_Set exercise_:
In the entries that follow, find the word "agar" and report each line it is on.

....

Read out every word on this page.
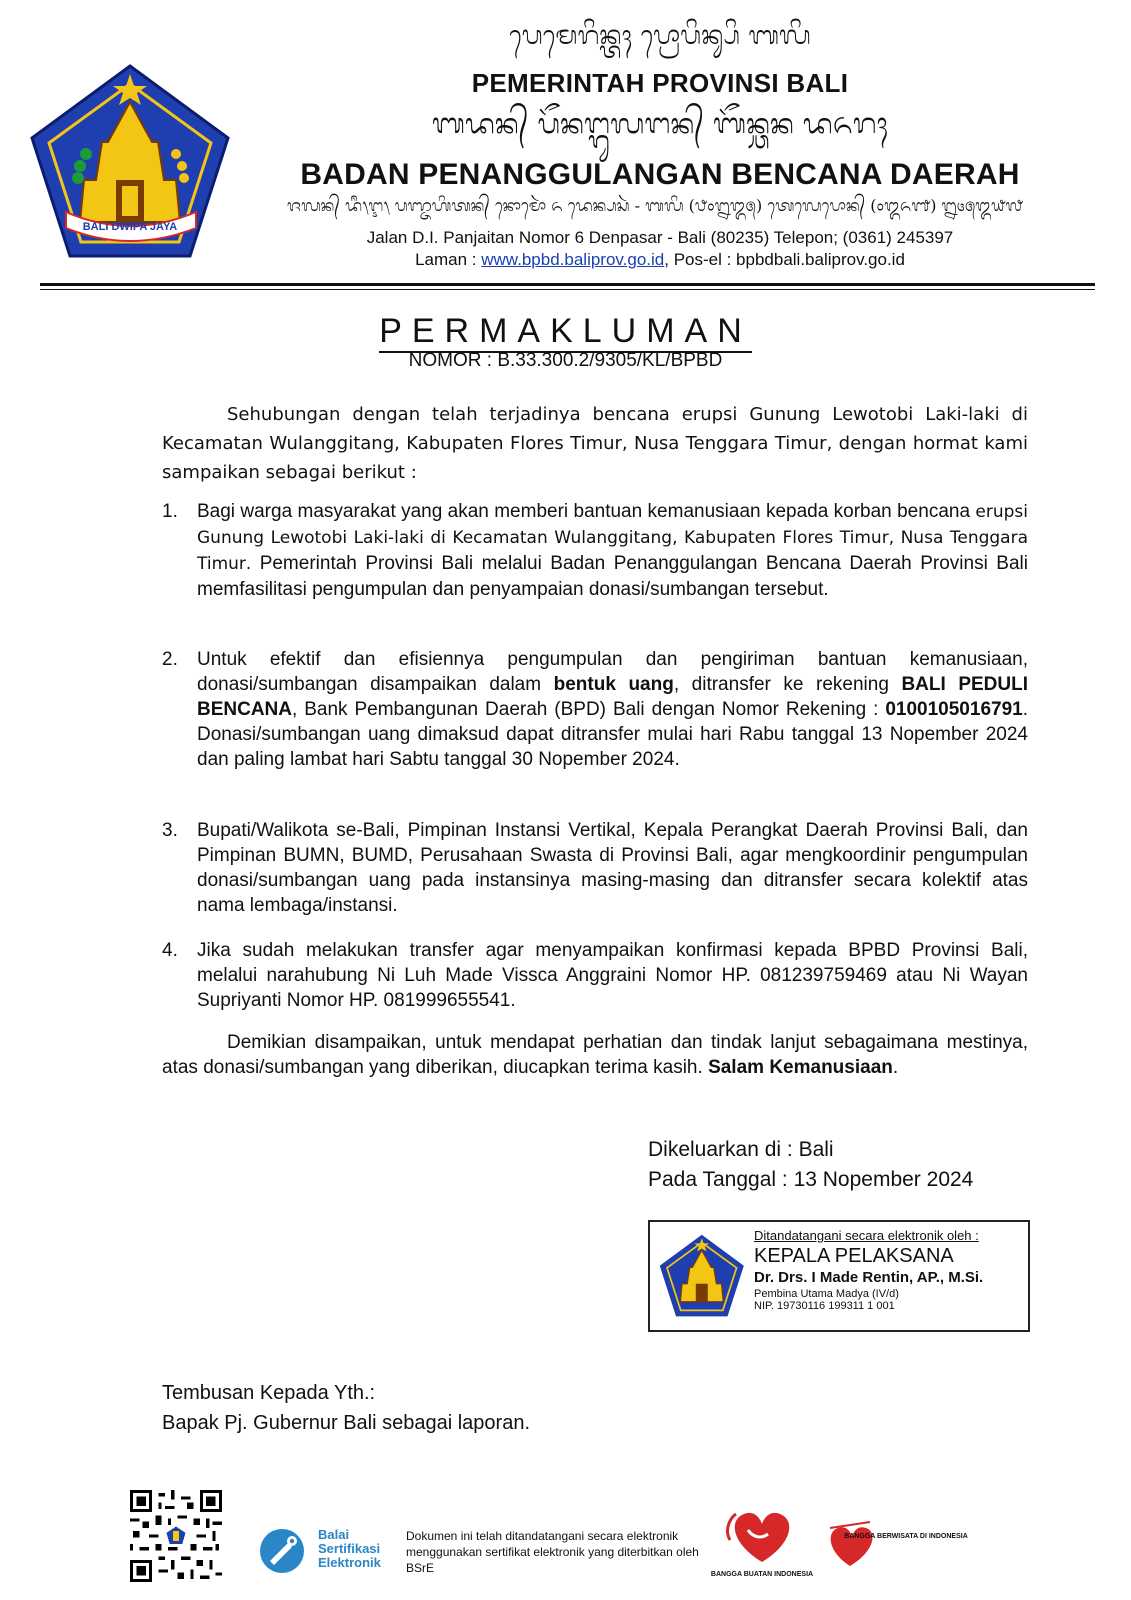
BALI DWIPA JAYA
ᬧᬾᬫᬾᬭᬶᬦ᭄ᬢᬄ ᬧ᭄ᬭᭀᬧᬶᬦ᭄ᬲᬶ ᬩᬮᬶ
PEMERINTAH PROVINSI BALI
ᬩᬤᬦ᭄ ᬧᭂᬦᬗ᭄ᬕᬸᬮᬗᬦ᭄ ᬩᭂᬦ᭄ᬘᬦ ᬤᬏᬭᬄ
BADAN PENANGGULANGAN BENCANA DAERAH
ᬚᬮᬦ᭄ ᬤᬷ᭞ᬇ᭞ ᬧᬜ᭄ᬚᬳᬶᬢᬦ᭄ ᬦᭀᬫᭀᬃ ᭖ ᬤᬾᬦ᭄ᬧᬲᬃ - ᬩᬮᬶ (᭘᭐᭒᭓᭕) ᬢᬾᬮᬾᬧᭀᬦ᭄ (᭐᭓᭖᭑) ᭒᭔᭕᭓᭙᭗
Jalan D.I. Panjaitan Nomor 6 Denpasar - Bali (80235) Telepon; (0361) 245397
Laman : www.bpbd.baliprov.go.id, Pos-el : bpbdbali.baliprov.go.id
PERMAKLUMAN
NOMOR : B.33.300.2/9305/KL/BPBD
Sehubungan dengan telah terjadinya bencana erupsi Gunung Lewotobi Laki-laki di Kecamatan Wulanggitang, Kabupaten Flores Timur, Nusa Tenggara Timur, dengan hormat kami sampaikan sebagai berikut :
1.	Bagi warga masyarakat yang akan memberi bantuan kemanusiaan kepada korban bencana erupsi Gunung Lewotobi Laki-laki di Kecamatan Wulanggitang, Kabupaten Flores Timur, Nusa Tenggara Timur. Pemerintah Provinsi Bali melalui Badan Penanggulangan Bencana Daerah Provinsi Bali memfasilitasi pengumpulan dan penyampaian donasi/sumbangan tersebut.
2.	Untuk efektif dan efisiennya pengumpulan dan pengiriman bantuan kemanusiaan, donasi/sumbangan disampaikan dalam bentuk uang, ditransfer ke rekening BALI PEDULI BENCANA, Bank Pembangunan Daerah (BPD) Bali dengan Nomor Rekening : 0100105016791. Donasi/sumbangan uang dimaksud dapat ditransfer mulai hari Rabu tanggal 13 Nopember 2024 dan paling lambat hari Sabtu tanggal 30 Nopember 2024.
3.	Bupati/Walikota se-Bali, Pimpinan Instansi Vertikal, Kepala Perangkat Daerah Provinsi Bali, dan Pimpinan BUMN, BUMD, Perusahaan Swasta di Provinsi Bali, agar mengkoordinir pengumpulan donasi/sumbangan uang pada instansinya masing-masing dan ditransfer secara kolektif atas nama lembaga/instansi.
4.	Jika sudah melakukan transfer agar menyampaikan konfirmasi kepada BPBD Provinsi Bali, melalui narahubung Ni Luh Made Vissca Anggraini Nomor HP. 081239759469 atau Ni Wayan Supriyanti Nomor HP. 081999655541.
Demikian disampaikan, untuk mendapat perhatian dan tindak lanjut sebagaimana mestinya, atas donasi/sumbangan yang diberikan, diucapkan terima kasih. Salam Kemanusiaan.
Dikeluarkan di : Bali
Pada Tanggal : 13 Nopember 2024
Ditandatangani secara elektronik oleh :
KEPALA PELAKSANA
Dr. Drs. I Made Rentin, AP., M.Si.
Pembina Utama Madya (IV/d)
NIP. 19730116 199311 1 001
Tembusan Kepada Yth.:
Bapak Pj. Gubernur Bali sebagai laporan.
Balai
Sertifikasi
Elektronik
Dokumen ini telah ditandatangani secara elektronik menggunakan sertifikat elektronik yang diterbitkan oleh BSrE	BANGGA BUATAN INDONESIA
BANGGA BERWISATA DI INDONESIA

....

_Task response_:
3.	Bupati/Walikota se-Bali, Pimpinan Instansi Vertikal, Kepala Perangkat Daerah Provinsi Bali, dan Pimpinan BUMN, BUMD, Perusahaan Swasta di Provinsi Bali, agar mengkoordinir pengumpulan donasi/sumbangan uang pada instansinya masing-masing dan ditransfer secara kolektif atas nama lembaga/instansi.
4.	Jika sudah melakukan transfer agar menyampaikan konfirmasi kepada BPBD Provinsi Bali, melalui narahubung Ni Luh Made Vissca Anggraini Nomor HP. 081239759469 atau Ni Wayan Supriyanti Nomor HP. 081999655541.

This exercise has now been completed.